#### WHAT TO PRODUCE
Collect all the lines that mention the word "salida".

— START SOURCE RECORDS —

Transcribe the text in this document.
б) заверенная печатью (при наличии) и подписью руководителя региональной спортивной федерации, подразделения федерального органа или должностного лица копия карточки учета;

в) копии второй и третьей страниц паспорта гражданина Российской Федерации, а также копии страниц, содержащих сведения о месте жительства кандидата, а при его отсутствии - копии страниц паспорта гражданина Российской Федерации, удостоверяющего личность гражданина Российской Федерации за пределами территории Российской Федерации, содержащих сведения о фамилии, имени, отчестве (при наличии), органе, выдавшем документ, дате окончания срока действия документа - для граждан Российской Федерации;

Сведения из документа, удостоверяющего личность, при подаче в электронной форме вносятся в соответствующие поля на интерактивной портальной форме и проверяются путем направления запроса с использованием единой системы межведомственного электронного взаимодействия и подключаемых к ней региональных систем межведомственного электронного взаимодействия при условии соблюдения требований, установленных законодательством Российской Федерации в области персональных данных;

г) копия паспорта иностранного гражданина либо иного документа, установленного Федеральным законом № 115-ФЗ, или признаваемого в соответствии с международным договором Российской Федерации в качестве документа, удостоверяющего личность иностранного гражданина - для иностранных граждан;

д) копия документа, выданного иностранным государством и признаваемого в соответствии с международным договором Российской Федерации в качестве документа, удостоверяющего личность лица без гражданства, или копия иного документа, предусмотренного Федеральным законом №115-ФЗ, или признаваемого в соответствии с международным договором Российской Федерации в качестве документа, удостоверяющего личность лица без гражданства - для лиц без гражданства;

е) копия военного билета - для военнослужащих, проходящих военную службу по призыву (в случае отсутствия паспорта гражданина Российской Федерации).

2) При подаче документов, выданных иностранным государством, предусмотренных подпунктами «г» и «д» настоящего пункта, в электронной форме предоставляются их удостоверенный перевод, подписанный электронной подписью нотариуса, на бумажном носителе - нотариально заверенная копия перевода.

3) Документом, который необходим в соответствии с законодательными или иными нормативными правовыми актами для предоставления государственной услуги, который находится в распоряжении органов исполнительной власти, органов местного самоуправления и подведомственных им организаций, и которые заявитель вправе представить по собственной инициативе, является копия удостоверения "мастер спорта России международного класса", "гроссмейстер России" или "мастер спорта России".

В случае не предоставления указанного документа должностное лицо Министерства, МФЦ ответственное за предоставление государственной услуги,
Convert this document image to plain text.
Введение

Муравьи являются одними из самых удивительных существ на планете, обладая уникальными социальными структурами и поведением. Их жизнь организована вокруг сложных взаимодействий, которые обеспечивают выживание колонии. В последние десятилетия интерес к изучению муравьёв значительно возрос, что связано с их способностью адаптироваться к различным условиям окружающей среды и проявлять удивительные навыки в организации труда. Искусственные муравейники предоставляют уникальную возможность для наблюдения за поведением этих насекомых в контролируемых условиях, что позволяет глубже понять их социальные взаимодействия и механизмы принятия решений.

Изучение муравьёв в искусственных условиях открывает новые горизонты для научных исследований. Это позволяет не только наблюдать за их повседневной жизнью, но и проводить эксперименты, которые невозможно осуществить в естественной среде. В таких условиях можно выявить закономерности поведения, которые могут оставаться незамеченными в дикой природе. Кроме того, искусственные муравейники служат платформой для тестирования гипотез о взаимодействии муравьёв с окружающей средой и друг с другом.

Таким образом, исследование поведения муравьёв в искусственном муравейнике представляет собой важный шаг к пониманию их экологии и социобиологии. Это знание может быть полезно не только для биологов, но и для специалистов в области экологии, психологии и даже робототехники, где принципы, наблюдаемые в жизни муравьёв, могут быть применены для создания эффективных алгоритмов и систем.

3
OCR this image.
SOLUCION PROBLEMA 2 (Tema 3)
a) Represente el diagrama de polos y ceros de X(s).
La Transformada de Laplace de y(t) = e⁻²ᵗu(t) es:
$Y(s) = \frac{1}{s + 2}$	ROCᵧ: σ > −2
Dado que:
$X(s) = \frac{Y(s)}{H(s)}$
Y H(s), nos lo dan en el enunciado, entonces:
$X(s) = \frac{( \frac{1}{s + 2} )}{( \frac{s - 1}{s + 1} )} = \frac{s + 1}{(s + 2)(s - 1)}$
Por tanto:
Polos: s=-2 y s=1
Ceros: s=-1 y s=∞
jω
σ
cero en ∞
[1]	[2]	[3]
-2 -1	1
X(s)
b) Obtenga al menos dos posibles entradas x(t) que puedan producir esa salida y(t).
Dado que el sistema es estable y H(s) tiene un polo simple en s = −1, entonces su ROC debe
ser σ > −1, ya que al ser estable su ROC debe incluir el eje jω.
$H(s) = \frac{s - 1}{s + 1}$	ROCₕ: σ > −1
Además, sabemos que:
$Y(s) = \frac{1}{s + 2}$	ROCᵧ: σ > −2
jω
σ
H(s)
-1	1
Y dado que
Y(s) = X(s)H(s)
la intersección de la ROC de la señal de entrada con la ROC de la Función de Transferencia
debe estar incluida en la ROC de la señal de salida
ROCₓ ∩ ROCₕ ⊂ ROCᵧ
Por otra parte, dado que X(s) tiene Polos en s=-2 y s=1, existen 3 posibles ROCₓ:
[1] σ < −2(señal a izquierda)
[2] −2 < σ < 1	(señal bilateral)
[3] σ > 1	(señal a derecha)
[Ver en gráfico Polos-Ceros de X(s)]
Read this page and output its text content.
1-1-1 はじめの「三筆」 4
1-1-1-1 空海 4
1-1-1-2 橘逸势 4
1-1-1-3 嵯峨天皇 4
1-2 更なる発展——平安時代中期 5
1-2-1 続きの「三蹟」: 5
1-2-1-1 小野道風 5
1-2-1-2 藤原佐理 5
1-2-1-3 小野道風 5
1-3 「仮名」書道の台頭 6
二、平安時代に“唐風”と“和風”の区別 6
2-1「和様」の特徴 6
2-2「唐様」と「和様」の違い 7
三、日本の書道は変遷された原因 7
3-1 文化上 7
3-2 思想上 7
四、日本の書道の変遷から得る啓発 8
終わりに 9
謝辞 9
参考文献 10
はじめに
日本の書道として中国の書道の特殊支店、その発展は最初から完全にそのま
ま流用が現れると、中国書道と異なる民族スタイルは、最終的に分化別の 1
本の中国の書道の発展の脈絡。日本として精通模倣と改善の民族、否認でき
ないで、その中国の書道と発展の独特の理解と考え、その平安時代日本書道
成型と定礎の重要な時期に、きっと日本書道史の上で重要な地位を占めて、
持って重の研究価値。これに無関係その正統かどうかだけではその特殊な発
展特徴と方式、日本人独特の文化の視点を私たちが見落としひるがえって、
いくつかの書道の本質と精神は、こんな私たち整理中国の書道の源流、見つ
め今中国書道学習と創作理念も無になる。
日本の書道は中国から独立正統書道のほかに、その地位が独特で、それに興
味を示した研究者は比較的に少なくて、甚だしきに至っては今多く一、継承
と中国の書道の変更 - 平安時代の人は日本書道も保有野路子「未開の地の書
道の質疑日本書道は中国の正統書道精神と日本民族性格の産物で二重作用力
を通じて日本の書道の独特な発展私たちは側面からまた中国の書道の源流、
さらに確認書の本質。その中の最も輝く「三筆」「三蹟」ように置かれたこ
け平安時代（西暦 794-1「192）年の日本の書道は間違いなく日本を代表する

— END SOURCE RECORDS —

#### PROBLEM SOLUTION
b) Obtenga al menos dos posibles entradas x(t) que puedan producir esa salida y(t).
debe estar incluida en la ROC de la señal de salida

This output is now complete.